Problem to solve: Omit the pictures, then write out every entry exactly as it reads.

─── Given information

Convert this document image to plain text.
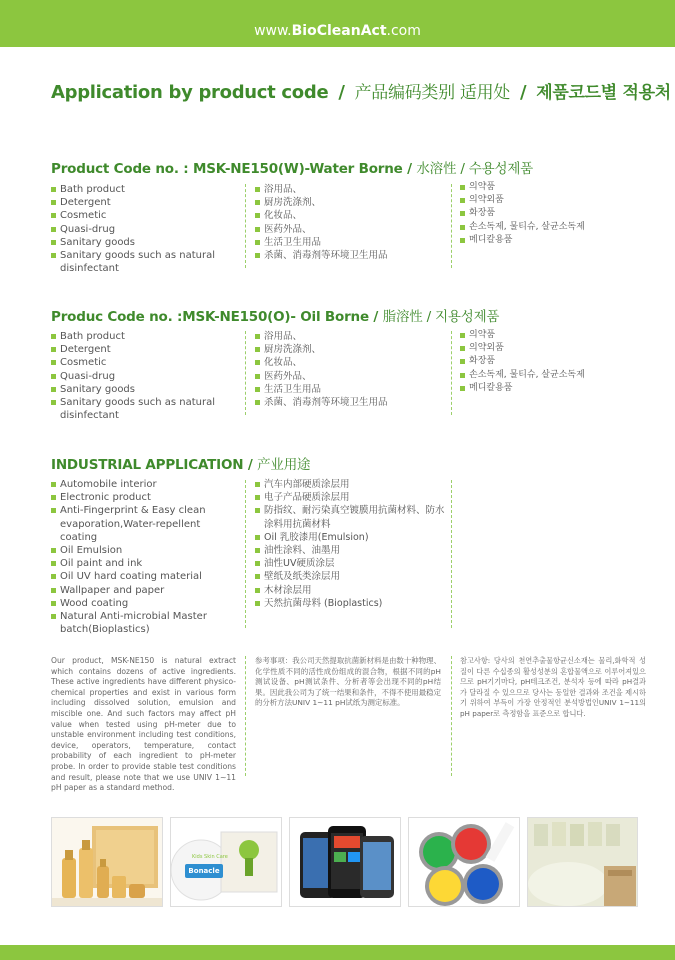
www.BioCleanAct.com
Application by product code / 产品编码类别 适用处 / 제품코드별 적용처
Product Code no. : MSK-NE150(W)-Water Borne / 水溶性 / 수용성제품
Bath product
Detergent
Cosmetic
Quasi-drug
Sanitary goods
Sanitary goods such as natural disinfectant
浴用品、
厨房洗涤剂、
化妆品、
医药外品、
生活卫生用品
杀菌、消毒剂等环境卫生用品
의약품
의약외품
화장품
손소독제, 물티슈, 살균소독제
메디칼용품
Produc Code no. :MSK-NE150(O)- Oil Borne / 脂溶性 / 지용성제품
Bath product
Detergent
Cosmetic
Quasi-drug
Sanitary goods
Sanitary goods such as natural disinfectant
浴用品、
厨房洗涤剂、
化妆品、
医药外品、
生活卫生用品
杀菌、消毒剂等环境卫生用品
의약품
의약외품
화장품
손소독제, 물티슈, 살균소독제
메디칼용품
INDUSTRIAL APPLICATION / 产业用途
Automobile interior
Electronic product
Anti-Fingerprint & Easy clean evaporation,Water-repellent coating
Oil Emulsion
Oil paint and ink
Oil UV hard coating material
Wallpaper and paper
Wood coating
Natural Anti-microbial Master batch(Bioplastics)
汽车内部硬质涂层用
电子产品硬质涂层用
防指纹、耐污染真空镀膜用抗菌材料、防水涂料用抗菌材料
Oil 乳胶漆用(Emulsion)
油性涂料、油墨用
油性UV硬质涂层
壁纸及纸类涂层用
木材涂层用
天然抗菌母料 (Bioplastics)
Our product, MSK-NE150 is natural extract which contains dozens of active ingredients. These active ingredients have different physico-chemical properties and exist in various form including dissolved solution, emulsion and miscible one. And such factors may affect pH value when tested using pH-meter due to unstable environment including test conditions, device, operators, temperature, contact probability of each ingredient to pH-meter probe. In order to provide stable test conditions and result, please note that we use UNIV 1~11 pH paper as a standard method.
参考事项：我公司天然提取抗菌新材料是由数十种物理、化学性质不同的活性成份组成的混合物，根据不同的pH测试设备、pH测试条件、分析者等会出现不同的pH结果。因此我公司为了统一结果和条件，不得不使用最稳定的分析方法UNIV 1~11 pH试纸为测定标准。
참고사항: 당사의 천연추출물항균신소재는 물리,화학적 성질이 다른 수십종의 활성성분의 혼합물액으로 이루어져있으므로 pH기기마다, pH테크조건, 분석자 등에 따라 pH결과가 달라질 수 있으므로 당사는 동일한 결과와 조건을 제시하기 위하여 부득이 가장 안정적인 분석방법인UNIV 1~11의 pH paper로 측정함을 표준으로 합니다.
Kids Skin Care
Bonacle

──────

Result of this task:
Convert this document image to plain text.
www.BioCleanAct.com
Application by product code / 产品编码类别 适用处 / 제품코드별 적용처
Product Code no. : MSK-NE150(W)-Water Borne / 水溶性 / 수용성제품
Bath product
Detergent
Cosmetic
Quasi-drug
Sanitary goods
Sanitary goods such as natural disinfectant
浴用品、
厨房洗涤剂、
化妆品、
医药外品、
生活卫生用品
杀菌、消毒剂等环境卫生用品
의약품
의약외품
화장품
손소독제, 물티슈, 살균소독제
메디칼용품
Produc Code no. :MSK-NE150(O)- Oil Borne / 脂溶性 / 지용성제품
Bath product
Detergent
Cosmetic
Quasi-drug
Sanitary goods
Sanitary goods such as natural disinfectant
浴用品、
厨房洗涤剂、
化妆品、
医药外品、
生活卫生用品
杀菌、消毒剂等环境卫生用品
의약품
의약외품
화장품
손소독제, 물티슈, 살균소독제
메디칼용품
INDUSTRIAL APPLICATION / 产业用途
Automobile interior
Electronic product
Anti-Fingerprint & Easy clean evaporation,Water-repellent coating
Oil Emulsion
Oil paint and ink
Oil UV hard coating material
Wallpaper and paper
Wood coating
Natural Anti-microbial Master batch(Bioplastics)
汽车内部硬质涂层用
电子产品硬质涂层用
防指纹、耐污染真空镀膜用抗菌材料、防水涂料用抗菌材料
Oil 乳胶漆用(Emulsion)
油性涂料、油墨用
油性UV硬质涂层
壁纸及纸类涂层用
木材涂层用
天然抗菌母料 (Bioplastics)
Our product, MSK-NE150 is natural extract which contains dozens of active ingredients. These active ingredients have different physico-chemical properties and exist in various form including dissolved solution, emulsion and miscible one. And such factors may affect pH value when tested using pH-meter due to unstable environment including test conditions, device, operators, temperature, contact probability of each ingredient to pH-meter probe. In order to provide stable test conditions and result, please note that we use UNIV 1~11 pH paper as a standard method.
参考事项：我公司天然提取抗菌新材料是由数十种物理、化学性质不同的活性成份组成的混合物，根据不同的pH测试设备、pH测试条件、分析者等会出现不同的pH结果。因此我公司为了统一结果和条件，不得不使用最稳定的分析方法UNIV 1~11 pH试纸为测定标准。
참고사항: 당사의 천연추출물항균신소재는 물리,화학적 성질이 다른 수십종의 활성성분의 혼합물액으로 이루어져있으므로 pH기기마다, pH테크조건, 분석자 등에 따라 pH결과가 달라질 수 있으므로 당사는 동일한 결과와 조건을 제시하기 위하여 부득이 가장 안정적인 분석방법인UNIV 1~11의 pH paper로 측정함을 표준으로 합니다.
Kids Skin Care
Bonacle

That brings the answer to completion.